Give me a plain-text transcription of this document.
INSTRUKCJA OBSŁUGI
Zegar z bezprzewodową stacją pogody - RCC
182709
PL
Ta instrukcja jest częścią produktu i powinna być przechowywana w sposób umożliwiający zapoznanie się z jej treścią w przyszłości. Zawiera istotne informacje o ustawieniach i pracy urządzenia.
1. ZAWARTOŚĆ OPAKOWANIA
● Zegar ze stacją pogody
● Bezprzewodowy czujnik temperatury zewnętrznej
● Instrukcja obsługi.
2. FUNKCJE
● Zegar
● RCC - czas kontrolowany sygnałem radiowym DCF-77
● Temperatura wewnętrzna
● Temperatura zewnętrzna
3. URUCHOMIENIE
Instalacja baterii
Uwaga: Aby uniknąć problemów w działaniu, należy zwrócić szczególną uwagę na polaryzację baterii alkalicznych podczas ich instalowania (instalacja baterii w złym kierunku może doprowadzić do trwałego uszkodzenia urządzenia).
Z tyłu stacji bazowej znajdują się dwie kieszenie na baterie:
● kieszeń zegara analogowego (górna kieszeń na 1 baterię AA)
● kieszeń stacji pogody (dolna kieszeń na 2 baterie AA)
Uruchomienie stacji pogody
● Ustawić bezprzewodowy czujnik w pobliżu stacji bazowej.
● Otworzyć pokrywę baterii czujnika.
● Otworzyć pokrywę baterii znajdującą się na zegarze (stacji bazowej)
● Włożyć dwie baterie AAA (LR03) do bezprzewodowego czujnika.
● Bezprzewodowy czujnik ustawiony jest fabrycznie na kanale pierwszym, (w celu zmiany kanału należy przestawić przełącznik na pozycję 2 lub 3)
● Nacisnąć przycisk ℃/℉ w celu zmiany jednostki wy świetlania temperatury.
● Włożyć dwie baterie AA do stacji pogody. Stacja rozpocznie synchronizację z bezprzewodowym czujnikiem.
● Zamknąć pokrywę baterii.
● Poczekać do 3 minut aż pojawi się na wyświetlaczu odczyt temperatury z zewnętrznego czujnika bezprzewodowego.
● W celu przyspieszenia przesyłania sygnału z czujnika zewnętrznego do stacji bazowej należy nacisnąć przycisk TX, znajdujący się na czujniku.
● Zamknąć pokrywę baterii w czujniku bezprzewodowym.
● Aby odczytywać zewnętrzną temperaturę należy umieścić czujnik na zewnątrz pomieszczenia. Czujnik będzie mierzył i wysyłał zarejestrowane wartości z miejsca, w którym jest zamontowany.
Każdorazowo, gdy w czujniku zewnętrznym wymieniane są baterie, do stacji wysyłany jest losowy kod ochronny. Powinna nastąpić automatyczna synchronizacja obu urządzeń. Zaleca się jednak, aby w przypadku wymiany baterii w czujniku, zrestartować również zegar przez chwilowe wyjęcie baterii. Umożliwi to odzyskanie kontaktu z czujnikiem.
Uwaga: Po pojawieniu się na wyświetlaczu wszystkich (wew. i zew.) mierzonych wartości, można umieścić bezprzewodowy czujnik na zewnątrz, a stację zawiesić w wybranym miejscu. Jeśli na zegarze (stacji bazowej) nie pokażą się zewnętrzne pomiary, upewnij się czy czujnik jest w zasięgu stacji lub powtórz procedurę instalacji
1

...

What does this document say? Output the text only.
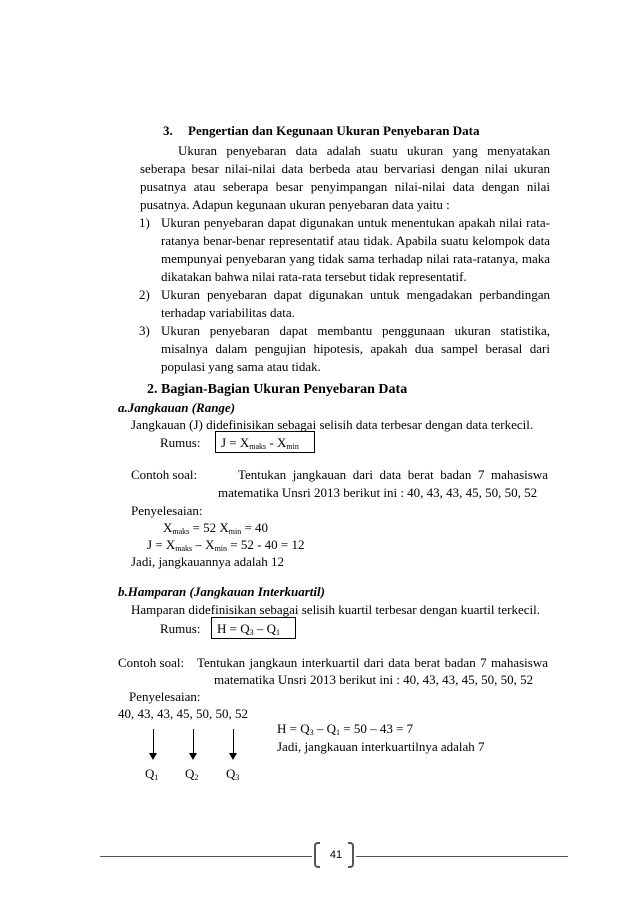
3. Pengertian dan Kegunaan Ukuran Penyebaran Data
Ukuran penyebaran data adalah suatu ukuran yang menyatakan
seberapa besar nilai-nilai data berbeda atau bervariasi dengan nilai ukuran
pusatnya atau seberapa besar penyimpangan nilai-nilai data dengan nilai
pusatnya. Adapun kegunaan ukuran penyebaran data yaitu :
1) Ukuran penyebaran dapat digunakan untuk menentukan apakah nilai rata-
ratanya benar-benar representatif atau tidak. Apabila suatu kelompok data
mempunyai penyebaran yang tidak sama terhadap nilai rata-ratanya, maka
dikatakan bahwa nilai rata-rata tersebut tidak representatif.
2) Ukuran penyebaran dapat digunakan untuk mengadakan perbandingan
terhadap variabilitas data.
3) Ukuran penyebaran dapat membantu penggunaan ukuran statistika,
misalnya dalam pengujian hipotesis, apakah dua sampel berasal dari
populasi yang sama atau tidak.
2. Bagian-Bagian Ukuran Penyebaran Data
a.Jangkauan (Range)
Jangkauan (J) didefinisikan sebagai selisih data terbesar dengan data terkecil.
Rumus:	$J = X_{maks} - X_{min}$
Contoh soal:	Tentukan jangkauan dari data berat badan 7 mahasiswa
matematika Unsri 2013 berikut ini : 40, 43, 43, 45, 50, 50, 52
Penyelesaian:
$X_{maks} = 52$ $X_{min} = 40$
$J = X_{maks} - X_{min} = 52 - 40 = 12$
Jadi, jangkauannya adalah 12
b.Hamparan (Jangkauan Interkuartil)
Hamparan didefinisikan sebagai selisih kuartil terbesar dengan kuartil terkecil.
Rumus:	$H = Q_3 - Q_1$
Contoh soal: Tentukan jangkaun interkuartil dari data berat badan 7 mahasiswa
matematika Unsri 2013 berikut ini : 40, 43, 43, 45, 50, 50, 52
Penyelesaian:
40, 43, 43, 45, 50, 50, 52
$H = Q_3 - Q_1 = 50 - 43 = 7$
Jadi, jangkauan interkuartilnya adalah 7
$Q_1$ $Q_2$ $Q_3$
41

...

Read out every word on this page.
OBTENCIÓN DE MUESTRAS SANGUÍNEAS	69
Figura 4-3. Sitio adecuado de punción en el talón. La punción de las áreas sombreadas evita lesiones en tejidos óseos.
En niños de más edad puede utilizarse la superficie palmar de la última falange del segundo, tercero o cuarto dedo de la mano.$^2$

**WHAT YOU SHOULD DO**. Looking at the data above, show all lines where the word "suatu" occurs.

**RESULT OF THIS TASK**.
Ukuran penyebaran data adalah suatu ukuran yang menyatakan
ratanya benar-benar representatif atau tidak. Apabila suatu kelompok data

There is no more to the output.